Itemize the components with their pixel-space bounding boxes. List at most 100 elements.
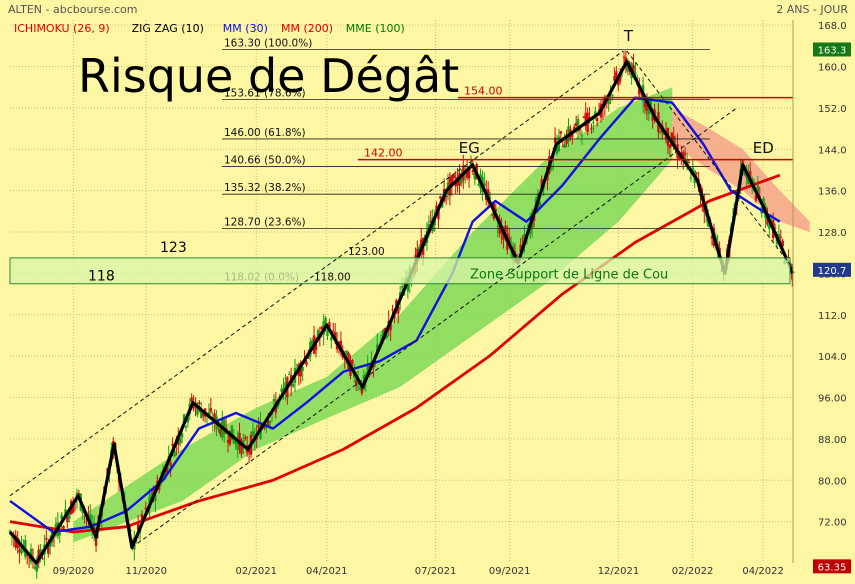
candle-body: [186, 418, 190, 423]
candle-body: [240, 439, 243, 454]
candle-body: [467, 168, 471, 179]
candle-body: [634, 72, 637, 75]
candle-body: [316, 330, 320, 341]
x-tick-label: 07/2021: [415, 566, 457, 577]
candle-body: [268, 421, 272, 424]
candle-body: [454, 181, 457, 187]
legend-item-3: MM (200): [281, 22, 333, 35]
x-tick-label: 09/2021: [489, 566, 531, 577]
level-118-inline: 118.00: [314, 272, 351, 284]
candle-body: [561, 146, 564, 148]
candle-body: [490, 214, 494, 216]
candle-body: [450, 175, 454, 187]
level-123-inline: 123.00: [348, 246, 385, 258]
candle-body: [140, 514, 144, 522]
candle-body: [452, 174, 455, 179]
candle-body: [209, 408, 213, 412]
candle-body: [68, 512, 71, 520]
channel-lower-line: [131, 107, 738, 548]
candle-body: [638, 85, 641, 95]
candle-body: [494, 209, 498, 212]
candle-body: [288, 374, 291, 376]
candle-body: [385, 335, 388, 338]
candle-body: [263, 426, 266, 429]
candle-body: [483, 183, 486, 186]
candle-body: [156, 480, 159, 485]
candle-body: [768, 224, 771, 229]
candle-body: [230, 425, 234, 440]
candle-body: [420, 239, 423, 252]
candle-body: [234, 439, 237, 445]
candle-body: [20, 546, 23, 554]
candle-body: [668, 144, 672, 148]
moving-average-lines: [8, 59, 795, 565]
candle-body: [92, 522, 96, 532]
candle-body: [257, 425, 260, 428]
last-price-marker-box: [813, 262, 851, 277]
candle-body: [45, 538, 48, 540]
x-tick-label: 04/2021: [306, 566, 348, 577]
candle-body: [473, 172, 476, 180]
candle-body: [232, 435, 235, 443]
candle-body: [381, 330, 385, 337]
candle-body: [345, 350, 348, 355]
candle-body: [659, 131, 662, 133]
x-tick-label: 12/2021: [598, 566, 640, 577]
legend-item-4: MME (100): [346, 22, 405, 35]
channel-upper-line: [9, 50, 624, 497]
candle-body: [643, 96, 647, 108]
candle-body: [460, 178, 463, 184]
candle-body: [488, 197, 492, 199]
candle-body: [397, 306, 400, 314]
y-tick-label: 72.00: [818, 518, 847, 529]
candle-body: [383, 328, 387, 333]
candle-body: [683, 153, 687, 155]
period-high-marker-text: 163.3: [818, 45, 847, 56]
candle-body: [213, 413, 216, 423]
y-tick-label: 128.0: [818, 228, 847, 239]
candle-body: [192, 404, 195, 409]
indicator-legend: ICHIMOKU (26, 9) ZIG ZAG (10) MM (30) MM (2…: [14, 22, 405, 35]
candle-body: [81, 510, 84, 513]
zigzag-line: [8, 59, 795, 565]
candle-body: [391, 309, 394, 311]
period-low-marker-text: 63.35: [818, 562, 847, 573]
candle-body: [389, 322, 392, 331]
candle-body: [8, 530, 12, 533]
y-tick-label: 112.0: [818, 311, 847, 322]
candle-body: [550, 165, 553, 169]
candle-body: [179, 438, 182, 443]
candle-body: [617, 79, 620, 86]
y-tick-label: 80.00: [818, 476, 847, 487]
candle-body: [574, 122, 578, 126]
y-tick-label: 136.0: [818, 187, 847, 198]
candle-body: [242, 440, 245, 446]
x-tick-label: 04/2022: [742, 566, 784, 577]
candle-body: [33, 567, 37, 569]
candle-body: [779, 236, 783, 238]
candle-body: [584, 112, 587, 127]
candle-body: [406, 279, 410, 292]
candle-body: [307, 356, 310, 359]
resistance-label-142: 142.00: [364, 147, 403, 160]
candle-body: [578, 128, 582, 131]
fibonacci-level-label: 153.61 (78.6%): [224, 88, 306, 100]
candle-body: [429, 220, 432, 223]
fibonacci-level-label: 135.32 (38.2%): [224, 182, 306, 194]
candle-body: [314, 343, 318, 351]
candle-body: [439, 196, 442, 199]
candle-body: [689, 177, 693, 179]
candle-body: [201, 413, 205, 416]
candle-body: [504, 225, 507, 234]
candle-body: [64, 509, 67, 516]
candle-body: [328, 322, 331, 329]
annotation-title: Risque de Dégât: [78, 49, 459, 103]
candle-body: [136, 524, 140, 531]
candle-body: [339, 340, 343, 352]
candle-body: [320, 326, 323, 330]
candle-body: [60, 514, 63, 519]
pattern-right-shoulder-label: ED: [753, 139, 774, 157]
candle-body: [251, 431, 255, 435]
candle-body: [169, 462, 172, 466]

•••

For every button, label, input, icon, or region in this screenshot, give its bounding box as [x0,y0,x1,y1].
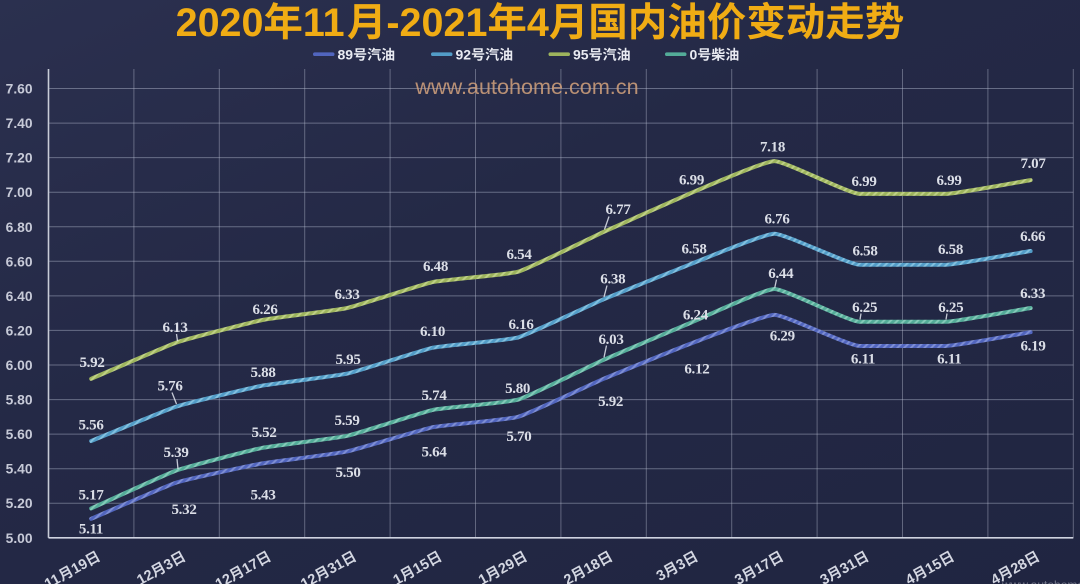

•••

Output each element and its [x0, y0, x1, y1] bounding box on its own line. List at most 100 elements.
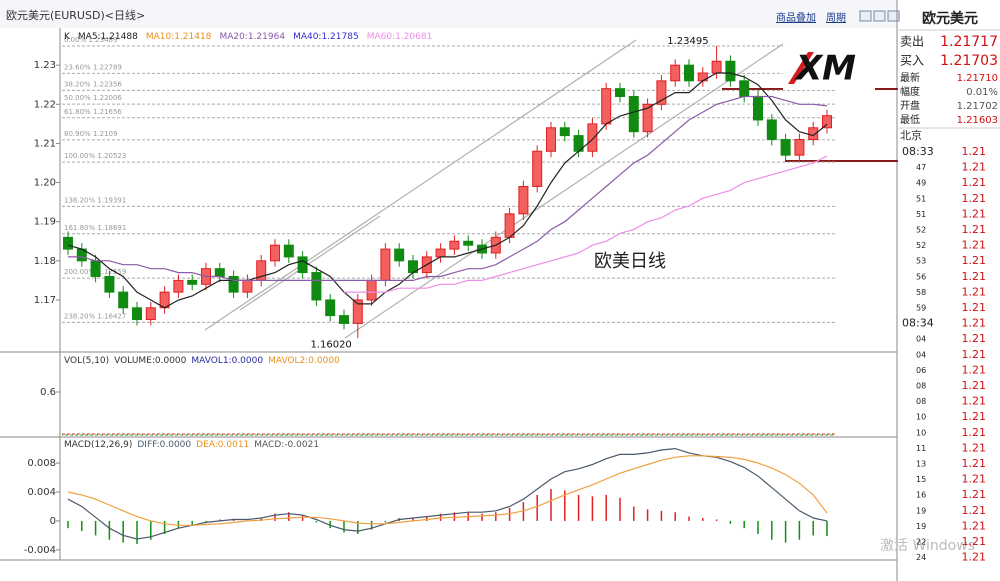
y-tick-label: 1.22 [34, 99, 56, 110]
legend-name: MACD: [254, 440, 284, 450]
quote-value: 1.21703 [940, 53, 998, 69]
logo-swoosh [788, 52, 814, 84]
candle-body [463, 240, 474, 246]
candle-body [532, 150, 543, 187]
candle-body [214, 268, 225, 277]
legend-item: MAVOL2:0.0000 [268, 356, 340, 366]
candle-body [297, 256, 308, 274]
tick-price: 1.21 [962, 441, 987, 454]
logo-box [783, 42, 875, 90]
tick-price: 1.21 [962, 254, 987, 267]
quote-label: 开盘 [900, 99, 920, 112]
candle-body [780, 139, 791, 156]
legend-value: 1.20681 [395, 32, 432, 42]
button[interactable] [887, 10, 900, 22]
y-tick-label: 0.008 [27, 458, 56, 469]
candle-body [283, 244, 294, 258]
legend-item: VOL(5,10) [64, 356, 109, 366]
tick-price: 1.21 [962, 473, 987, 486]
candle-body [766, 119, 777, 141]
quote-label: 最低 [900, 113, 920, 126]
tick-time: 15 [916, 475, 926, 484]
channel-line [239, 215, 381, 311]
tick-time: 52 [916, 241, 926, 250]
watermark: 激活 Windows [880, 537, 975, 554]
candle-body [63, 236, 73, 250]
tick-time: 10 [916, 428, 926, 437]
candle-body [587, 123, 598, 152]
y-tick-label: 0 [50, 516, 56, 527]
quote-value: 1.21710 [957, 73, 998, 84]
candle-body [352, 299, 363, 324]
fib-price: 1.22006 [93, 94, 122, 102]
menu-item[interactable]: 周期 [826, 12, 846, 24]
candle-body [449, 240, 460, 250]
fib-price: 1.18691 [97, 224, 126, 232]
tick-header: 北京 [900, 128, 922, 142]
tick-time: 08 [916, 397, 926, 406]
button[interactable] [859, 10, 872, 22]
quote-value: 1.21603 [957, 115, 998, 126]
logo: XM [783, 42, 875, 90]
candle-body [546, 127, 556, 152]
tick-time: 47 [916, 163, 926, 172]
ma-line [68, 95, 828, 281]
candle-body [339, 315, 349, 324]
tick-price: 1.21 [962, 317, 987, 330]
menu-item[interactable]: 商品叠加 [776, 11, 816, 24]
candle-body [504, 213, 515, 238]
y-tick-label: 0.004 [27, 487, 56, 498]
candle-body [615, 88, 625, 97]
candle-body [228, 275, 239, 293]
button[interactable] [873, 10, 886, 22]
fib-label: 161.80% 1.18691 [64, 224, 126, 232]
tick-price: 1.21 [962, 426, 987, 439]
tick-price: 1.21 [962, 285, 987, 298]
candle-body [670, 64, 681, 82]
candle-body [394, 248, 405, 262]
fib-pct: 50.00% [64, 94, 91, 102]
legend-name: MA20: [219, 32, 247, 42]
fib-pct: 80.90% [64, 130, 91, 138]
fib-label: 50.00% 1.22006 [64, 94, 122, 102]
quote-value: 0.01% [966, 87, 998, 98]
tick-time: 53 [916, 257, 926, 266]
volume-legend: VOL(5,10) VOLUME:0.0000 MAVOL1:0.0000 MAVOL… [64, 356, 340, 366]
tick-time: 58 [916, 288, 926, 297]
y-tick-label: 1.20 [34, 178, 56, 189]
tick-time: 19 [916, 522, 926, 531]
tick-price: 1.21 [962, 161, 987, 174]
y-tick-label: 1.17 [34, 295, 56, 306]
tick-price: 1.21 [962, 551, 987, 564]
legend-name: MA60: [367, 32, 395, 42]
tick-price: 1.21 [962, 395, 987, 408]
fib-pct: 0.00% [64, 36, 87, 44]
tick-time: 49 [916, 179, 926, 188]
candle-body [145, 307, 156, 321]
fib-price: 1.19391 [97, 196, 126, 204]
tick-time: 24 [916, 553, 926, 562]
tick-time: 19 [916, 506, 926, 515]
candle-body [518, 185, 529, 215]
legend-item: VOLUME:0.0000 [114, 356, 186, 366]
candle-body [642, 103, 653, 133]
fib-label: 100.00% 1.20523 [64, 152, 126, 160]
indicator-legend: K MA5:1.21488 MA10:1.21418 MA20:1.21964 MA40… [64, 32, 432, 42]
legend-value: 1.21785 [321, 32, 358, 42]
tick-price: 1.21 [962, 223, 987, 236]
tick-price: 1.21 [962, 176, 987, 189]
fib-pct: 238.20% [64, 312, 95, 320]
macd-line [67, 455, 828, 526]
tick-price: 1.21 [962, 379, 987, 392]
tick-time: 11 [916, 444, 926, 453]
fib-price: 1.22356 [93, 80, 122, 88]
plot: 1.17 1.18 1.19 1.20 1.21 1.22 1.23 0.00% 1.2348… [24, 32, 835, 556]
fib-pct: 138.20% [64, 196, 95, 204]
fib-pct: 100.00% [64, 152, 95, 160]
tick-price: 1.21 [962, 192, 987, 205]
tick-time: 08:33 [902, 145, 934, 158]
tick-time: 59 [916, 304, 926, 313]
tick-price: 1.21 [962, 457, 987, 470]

•••

Pull out the lines of the listing above, starting at the one containing "Itemize the components" and ending at the one containing "legend-item-3: MM (200): [281, 22, 333, 35]", both included, unchanged. Leave the picture out of your answer.

● COMPLETE RESPONSE:
Itemize the components with their pixel-space bounding boxes. List at most 100 elements.
candle-body: [186, 418, 190, 423]
candle-body: [240, 439, 243, 454]
candle-body: [467, 168, 471, 179]
candle-body: [634, 72, 637, 75]
candle-body: [316, 330, 320, 341]
x-tick-label: 07/2021: [415, 566, 457, 577]
candle-body: [268, 421, 272, 424]
candle-body: [454, 181, 457, 187]
legend-item-3: MM (200): [281, 22, 333, 35]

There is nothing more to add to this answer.